• [Directive]: Tally each line where the word "JSON" occurs, then give only the total.

----------

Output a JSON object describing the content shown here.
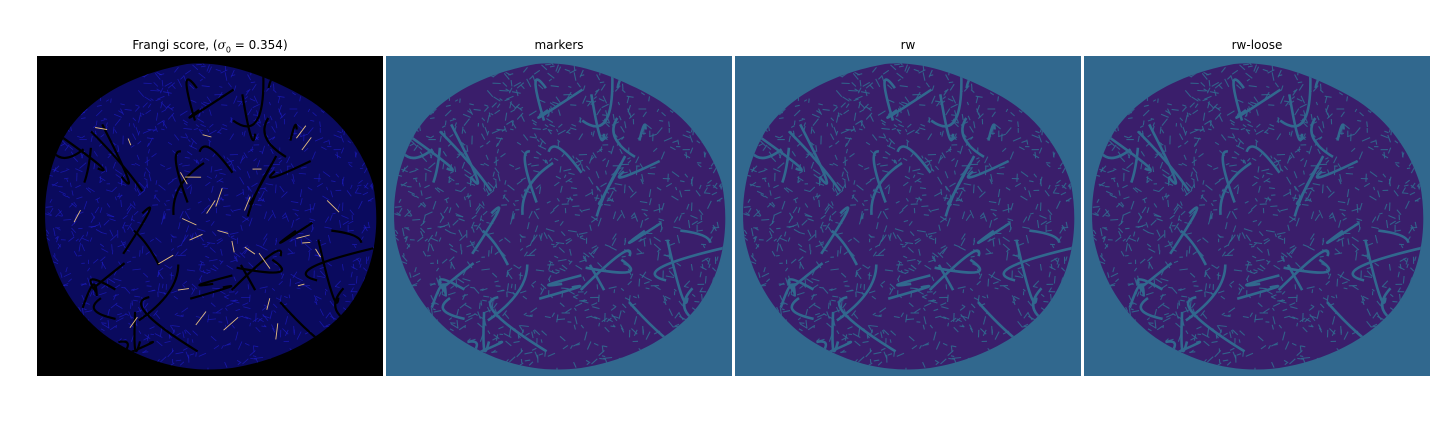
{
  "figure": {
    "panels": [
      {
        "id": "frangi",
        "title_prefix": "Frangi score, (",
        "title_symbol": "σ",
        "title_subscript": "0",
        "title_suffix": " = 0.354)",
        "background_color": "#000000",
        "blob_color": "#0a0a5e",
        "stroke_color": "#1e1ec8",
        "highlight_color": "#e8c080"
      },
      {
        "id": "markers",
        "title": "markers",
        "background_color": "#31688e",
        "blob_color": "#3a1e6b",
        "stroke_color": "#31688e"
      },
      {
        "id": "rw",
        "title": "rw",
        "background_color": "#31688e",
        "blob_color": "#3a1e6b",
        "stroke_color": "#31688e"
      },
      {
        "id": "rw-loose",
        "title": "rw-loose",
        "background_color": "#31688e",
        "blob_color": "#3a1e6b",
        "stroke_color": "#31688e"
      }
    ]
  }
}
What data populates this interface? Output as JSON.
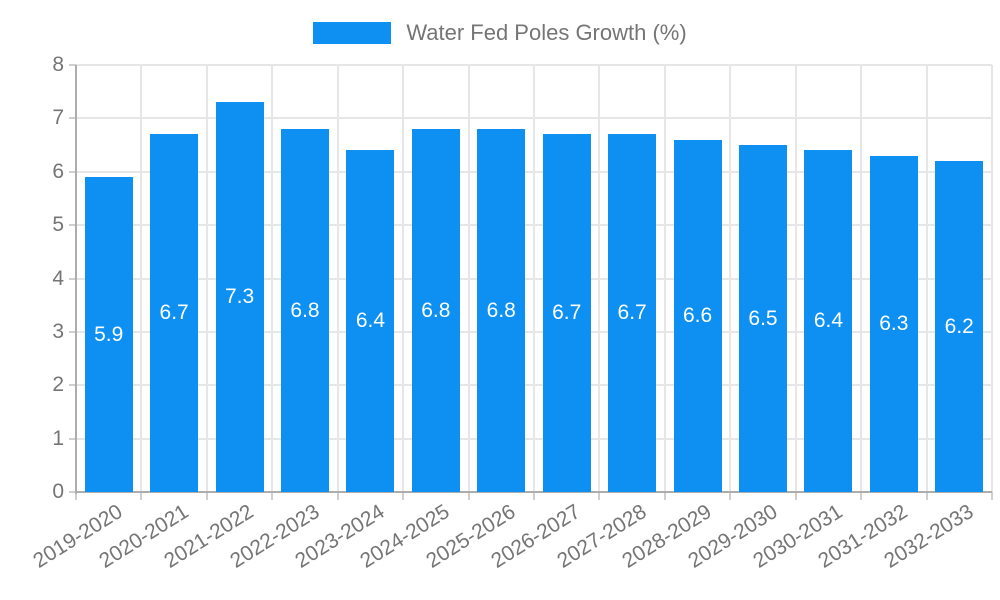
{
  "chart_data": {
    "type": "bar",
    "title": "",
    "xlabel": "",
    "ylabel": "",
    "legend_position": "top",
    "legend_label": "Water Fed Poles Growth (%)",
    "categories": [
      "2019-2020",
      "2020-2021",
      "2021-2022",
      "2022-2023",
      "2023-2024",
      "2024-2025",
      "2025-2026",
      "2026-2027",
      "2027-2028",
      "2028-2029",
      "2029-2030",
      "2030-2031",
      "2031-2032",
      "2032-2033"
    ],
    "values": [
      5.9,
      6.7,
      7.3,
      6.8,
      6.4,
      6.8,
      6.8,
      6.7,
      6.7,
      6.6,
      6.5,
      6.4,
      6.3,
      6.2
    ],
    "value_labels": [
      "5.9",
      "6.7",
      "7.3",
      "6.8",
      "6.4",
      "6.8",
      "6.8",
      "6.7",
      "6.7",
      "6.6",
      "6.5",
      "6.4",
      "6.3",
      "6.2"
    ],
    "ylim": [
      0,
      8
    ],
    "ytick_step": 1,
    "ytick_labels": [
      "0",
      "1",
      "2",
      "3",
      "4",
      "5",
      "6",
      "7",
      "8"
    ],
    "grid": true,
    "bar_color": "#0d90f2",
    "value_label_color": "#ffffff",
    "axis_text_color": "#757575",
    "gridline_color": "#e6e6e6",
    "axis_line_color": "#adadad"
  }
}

----------

• [Finished task]: 2